[Item position entries]
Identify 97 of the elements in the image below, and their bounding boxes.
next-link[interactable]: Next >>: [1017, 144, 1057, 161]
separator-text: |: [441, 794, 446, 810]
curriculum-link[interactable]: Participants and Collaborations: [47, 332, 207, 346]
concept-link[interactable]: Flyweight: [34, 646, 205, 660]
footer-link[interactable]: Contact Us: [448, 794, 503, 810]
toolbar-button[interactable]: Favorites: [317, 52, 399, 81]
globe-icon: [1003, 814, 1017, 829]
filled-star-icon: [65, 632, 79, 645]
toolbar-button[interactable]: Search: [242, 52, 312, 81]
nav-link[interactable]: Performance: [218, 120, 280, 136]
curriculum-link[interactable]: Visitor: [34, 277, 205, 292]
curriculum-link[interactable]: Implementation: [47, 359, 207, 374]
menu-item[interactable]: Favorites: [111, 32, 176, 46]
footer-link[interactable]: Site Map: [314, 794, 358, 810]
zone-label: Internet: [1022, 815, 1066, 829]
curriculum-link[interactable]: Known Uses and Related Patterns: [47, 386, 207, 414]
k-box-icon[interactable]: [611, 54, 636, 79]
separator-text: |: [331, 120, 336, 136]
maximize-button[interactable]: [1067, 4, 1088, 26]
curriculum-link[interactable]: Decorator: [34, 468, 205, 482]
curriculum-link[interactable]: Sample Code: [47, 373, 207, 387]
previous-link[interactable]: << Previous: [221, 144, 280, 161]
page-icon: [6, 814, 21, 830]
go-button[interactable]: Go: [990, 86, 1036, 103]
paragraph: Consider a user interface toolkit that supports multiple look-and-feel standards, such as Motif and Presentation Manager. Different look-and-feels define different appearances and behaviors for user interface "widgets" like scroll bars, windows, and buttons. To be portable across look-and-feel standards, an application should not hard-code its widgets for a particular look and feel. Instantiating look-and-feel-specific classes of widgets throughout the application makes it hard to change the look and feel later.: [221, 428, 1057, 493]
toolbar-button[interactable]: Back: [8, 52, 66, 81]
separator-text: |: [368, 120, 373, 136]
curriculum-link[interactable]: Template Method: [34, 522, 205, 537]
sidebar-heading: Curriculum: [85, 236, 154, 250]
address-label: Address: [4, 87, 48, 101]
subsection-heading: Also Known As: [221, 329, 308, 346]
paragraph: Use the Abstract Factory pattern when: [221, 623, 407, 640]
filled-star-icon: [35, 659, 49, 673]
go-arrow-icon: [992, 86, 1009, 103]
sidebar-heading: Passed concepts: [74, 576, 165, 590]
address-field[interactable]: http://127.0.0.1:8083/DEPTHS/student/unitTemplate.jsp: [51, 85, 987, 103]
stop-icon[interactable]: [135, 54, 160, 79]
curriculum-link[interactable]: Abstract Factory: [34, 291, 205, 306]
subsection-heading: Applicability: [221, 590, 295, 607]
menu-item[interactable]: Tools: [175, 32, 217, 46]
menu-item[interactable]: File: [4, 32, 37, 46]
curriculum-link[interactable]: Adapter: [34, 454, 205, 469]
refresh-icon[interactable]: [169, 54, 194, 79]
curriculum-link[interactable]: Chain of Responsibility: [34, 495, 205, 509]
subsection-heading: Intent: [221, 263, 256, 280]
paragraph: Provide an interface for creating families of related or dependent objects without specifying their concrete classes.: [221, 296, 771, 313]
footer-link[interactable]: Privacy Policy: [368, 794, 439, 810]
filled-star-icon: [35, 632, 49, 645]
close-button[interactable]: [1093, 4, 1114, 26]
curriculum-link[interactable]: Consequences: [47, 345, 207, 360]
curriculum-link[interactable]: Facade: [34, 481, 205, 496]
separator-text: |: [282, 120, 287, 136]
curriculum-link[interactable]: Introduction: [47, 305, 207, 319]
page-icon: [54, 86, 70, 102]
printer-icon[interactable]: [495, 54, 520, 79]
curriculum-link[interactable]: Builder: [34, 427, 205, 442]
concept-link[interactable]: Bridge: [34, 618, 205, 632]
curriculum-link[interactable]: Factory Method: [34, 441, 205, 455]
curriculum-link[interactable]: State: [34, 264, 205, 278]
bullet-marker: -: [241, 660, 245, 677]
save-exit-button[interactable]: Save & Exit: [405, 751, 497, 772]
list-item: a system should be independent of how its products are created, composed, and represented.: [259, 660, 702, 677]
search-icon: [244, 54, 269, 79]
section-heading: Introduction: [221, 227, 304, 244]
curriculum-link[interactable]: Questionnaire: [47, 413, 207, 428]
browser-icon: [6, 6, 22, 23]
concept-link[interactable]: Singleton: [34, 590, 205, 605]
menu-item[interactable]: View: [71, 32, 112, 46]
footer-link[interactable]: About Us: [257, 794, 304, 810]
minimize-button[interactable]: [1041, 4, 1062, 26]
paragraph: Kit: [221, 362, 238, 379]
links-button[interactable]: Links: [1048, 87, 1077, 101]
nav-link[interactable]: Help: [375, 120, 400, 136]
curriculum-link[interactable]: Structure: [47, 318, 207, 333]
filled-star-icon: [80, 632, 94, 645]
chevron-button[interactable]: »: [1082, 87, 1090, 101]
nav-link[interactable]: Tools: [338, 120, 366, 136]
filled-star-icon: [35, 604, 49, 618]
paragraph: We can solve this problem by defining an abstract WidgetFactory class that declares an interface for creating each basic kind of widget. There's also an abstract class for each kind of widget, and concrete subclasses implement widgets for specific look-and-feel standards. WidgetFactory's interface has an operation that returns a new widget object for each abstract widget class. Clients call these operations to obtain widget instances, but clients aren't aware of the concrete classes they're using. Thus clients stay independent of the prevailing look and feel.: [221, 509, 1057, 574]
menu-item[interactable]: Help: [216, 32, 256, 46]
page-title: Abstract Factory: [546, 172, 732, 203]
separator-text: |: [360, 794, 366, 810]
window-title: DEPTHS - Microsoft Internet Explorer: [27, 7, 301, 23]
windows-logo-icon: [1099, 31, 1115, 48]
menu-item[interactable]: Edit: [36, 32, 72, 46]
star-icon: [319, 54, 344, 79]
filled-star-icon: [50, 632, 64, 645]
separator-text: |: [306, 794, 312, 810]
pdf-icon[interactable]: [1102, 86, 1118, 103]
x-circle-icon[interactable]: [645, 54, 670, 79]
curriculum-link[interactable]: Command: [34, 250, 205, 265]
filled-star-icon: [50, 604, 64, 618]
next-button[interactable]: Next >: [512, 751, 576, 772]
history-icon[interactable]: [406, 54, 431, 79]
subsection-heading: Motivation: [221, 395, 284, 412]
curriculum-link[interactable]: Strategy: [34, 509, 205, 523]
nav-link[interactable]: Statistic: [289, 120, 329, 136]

...

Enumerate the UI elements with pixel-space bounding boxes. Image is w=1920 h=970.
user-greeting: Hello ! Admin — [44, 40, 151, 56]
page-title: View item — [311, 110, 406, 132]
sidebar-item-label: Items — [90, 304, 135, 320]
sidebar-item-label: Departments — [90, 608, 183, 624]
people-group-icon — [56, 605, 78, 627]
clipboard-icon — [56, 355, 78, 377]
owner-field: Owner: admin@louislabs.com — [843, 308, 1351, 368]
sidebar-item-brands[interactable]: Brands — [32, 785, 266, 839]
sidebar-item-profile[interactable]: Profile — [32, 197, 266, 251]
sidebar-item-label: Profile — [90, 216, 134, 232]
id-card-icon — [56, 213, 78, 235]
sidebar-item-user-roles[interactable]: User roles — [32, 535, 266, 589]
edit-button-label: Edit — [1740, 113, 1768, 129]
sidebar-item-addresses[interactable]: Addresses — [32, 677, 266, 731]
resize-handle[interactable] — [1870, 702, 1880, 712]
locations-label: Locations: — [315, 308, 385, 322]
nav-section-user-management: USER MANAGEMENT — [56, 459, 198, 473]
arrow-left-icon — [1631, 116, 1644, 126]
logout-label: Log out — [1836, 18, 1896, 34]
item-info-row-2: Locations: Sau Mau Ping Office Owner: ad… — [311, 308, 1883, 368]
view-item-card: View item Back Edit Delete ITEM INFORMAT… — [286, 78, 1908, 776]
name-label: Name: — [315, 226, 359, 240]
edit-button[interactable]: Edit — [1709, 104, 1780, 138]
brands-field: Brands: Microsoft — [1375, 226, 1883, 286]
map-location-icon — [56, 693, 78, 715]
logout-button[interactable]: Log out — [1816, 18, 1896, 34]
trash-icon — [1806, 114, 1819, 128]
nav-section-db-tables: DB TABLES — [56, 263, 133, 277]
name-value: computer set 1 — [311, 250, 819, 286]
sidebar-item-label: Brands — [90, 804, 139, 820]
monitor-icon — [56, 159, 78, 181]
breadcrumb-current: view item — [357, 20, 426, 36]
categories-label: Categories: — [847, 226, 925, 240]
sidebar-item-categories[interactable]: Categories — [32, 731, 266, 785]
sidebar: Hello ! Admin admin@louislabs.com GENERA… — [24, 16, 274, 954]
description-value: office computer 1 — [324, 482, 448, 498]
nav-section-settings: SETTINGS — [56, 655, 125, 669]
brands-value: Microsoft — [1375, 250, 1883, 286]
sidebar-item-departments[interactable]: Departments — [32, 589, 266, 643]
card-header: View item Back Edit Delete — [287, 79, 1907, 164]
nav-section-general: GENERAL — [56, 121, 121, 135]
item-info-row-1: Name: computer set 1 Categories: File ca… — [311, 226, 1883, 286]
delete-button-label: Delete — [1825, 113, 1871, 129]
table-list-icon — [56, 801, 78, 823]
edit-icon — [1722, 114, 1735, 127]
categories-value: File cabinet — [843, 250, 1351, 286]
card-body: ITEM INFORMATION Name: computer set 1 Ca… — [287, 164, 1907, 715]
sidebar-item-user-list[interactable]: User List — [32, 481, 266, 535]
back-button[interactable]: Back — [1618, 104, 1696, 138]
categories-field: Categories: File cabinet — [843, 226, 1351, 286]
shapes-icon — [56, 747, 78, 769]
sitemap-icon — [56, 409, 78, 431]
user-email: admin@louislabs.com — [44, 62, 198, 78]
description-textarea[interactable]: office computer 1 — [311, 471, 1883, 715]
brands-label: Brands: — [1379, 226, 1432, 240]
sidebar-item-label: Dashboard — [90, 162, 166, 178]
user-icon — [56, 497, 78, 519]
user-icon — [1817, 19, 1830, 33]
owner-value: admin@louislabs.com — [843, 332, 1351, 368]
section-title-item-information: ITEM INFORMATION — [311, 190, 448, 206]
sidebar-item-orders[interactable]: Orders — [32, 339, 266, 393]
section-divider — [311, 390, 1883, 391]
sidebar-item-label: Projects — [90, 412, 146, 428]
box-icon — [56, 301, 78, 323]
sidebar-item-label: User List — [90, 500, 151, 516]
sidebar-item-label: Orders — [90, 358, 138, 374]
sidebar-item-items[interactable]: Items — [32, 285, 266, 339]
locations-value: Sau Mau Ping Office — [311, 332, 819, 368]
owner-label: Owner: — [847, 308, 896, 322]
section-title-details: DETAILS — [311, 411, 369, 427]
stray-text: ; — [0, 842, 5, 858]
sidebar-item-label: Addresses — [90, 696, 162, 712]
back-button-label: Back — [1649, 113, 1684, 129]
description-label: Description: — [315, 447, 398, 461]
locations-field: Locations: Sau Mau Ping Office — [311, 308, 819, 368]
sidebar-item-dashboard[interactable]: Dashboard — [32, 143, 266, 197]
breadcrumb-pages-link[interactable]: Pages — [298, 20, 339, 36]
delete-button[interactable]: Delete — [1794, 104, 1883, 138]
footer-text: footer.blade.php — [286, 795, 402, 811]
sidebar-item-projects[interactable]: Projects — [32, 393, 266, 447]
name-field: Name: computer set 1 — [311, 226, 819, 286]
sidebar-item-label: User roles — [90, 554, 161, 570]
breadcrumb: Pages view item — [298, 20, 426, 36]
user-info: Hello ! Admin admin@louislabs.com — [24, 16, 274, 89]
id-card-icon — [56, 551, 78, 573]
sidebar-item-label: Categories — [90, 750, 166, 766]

• What the task asks:
How many lines in the material contain the string "roles"? Case counts; give only the number.

• Exercise answer:
2